- [RECORDS SUPPLIED]

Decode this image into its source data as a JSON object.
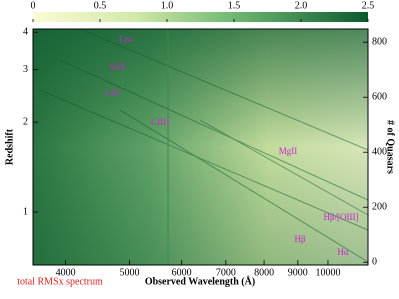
{
  "chart_data": {
    "type": "heatmap",
    "xlabel": "Observed Wavelength (Å)",
    "ylabel": "Redshift",
    "y2label": "# of Quasars",
    "footnote": "total RMSx spectrum",
    "xscale": "log",
    "xlim": [
      3570,
      11500
    ],
    "xticks": [
      4000,
      5000,
      6000,
      7000,
      8000,
      9000,
      10000
    ],
    "yscale": "log",
    "ylim": [
      0.665,
      4.1
    ],
    "yticks": [
      1,
      2,
      3,
      4
    ],
    "y2lim": [
      -10,
      848
    ],
    "y2ticks": [
      0,
      200,
      400,
      600,
      800
    ],
    "colorbar": {
      "lim": [
        0,
        2.5
      ],
      "ticks": [
        0,
        0.5,
        {
          "value": 1,
          "label": "1.0"
        },
        1.5,
        {
          "value": 2,
          "label": "2.0"
        },
        2.5
      ]
    },
    "annotations": [
      "Lyα",
      "SiIV",
      "CIV",
      "CIII]",
      "MgII",
      "Hβ/[OIII]",
      "Hβ",
      "Hα"
    ]
  }
}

- [TASK GOAL] Write the entries above out again exactly, but not the pictures.

- [CORRECT RESULT]
Decode this image into its source data as a JSON object.
{
  "chart_data": {
    "type": "heatmap",
    "xlabel": "Observed Wavelength (Å)",
    "ylabel": "Redshift",
    "y2label": "# of Quasars",
    "footnote": "total RMSx spectrum",
    "xscale": "log",
    "xlim": [
      3570,
      11500
    ],
    "xticks": [
      4000,
      5000,
      6000,
      7000,
      8000,
      9000,
      10000
    ],
    "yscale": "log",
    "ylim": [
      0.665,
      4.1
    ],
    "yticks": [
      1,
      2,
      3,
      4
    ],
    "y2lim": [
      -10,
      848
    ],
    "y2ticks": [
      0,
      200,
      400,
      600,
      800
    ],
    "colorbar": {
      "lim": [
        0,
        2.5
      ],
      "ticks": [
        0,
        0.5,
        {
          "value": 1,
          "label": "1.0"
        },
        1.5,
        {
          "value": 2,
          "label": "2.0"
        },
        2.5
      ]
    },
    "annotations": [
      "Lyα",
      "SiIV",
      "CIV",
      "CIII]",
      "MgII",
      "Hβ/[OIII]",
      "Hβ",
      "Hα"
    ]
  }
}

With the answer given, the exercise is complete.